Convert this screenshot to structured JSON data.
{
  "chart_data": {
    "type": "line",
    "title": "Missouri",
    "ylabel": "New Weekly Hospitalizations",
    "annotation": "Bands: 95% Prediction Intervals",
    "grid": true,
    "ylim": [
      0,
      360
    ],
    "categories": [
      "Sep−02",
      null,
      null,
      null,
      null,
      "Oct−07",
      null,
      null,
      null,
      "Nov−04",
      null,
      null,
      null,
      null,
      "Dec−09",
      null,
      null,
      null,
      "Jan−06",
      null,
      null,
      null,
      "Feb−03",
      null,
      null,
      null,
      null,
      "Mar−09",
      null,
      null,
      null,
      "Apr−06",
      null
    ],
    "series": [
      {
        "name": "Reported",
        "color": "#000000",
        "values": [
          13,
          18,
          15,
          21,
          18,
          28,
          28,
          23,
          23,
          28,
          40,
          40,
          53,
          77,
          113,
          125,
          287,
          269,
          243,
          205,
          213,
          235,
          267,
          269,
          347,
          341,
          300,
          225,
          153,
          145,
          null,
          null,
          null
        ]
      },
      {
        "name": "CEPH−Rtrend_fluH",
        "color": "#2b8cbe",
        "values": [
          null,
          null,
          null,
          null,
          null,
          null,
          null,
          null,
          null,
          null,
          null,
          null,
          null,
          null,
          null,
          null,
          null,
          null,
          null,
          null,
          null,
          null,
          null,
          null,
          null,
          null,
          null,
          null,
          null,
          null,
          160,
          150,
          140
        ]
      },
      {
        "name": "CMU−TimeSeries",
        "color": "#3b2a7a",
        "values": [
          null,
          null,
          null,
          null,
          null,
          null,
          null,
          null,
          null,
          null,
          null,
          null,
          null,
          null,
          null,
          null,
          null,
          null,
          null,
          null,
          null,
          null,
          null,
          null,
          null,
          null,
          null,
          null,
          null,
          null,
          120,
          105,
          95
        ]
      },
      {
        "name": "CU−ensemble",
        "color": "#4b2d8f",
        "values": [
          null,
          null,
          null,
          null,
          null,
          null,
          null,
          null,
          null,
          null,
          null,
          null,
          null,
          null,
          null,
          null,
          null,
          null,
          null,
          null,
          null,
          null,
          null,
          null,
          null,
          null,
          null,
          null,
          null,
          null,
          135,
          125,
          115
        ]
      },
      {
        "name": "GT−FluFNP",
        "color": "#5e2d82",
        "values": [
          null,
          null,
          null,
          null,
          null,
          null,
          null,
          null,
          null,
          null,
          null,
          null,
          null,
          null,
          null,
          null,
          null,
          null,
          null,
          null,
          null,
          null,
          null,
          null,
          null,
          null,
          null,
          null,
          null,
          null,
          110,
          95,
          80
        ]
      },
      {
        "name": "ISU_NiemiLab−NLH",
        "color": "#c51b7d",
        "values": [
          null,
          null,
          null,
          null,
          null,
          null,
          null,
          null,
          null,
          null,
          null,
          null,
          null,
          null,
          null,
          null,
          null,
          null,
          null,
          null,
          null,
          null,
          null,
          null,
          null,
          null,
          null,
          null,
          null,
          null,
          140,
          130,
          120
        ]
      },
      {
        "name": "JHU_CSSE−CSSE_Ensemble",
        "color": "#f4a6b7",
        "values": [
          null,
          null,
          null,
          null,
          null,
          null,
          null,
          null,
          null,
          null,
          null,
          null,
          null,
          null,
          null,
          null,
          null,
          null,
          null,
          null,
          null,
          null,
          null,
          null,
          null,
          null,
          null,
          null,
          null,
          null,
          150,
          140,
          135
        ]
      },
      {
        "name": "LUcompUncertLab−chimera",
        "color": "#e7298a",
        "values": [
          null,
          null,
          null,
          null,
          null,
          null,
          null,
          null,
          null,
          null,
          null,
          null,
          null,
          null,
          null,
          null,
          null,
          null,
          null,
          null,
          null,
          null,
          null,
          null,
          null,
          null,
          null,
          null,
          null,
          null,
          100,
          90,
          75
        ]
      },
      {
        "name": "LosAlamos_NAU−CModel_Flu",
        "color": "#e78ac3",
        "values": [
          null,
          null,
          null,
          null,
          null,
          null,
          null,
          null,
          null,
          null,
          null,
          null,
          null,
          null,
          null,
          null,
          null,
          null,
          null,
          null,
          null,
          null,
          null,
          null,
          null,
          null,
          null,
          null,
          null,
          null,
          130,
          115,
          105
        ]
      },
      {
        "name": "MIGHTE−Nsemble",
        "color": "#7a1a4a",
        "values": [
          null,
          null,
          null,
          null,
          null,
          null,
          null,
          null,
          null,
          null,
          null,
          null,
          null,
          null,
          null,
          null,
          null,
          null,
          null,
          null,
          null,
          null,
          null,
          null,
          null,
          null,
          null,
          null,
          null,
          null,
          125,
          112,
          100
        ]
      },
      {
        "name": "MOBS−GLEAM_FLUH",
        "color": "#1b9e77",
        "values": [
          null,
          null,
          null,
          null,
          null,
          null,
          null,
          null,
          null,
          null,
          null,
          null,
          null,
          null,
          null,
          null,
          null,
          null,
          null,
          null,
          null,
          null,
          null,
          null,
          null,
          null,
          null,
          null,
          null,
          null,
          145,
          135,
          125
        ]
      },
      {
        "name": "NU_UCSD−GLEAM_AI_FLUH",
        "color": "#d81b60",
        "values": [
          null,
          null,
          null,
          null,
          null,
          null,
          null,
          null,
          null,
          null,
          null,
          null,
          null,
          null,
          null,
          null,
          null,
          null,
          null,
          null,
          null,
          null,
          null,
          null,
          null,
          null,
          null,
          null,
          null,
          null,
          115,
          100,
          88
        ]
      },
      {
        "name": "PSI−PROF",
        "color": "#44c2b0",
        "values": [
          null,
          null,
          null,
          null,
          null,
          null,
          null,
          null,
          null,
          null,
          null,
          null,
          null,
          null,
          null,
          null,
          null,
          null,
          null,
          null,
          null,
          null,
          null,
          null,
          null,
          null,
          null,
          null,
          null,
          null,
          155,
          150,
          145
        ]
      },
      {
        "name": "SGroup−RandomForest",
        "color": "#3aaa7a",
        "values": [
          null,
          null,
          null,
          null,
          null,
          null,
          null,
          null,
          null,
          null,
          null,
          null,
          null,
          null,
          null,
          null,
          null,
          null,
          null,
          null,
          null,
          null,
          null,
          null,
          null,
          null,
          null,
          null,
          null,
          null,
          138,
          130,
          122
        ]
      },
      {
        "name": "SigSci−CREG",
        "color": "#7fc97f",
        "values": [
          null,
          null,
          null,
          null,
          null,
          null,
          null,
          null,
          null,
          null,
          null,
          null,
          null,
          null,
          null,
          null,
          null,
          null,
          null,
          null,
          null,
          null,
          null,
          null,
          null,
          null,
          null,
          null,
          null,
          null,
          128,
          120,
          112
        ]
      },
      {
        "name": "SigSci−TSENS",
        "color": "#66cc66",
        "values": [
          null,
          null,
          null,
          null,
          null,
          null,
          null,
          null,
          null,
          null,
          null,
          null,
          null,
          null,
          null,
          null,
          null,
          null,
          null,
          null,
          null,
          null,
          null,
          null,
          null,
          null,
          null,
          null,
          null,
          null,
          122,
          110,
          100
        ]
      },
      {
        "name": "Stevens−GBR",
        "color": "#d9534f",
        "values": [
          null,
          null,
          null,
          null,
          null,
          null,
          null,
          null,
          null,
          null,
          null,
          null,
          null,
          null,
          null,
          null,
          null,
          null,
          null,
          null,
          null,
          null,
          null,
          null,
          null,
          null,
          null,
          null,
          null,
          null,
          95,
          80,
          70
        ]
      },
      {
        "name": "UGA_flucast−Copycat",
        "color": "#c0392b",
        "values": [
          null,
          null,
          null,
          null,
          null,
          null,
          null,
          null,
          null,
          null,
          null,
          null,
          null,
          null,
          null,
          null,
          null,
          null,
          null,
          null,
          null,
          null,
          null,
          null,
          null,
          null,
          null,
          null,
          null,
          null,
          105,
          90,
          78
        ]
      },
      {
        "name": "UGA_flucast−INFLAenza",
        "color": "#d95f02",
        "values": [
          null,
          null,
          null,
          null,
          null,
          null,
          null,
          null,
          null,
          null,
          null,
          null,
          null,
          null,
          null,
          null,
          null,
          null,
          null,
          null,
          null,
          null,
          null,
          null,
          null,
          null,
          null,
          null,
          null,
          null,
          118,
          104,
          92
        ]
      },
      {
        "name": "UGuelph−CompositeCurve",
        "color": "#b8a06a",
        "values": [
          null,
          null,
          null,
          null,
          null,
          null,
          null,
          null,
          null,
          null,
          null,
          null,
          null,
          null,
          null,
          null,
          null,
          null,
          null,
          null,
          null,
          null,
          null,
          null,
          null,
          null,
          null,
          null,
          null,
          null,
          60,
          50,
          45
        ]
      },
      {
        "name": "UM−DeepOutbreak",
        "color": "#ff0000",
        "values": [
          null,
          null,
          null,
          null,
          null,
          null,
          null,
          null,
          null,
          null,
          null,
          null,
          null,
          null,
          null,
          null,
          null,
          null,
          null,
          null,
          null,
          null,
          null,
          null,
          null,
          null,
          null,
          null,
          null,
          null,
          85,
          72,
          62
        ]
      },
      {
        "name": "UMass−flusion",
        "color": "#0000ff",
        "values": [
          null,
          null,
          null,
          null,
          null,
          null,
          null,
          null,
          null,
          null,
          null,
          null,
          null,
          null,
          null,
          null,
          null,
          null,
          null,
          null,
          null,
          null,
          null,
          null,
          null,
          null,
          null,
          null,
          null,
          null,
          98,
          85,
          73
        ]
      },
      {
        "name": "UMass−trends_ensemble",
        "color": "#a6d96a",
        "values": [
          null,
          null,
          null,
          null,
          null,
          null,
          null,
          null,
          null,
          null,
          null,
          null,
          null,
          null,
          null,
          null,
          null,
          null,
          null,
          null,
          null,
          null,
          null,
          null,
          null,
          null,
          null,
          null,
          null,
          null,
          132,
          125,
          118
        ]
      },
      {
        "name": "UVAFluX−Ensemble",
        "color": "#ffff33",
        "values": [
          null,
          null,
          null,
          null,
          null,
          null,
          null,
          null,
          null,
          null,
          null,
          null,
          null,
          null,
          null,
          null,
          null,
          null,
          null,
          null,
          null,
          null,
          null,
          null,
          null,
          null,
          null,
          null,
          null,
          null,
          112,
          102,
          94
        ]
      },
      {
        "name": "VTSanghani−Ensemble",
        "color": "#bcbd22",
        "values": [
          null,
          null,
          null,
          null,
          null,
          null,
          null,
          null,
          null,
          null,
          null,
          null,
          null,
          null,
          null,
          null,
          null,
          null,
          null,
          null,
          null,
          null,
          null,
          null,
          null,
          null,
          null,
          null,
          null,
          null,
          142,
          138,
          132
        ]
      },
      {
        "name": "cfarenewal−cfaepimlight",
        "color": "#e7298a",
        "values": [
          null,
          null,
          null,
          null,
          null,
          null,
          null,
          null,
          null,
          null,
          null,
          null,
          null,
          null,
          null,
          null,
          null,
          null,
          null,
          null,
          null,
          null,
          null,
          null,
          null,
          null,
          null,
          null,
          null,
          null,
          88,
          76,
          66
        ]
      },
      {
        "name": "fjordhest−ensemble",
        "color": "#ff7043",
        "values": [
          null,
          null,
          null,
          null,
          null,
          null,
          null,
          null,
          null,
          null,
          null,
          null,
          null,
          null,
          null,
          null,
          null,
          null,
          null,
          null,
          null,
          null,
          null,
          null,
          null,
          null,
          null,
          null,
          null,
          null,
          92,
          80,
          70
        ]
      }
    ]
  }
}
++++++
* **Written request**: Copy all lines from the material that contain "UMass".

* **Result**:
        "name": "UMass−flusion",
        "name": "UMass−trends_ensemble",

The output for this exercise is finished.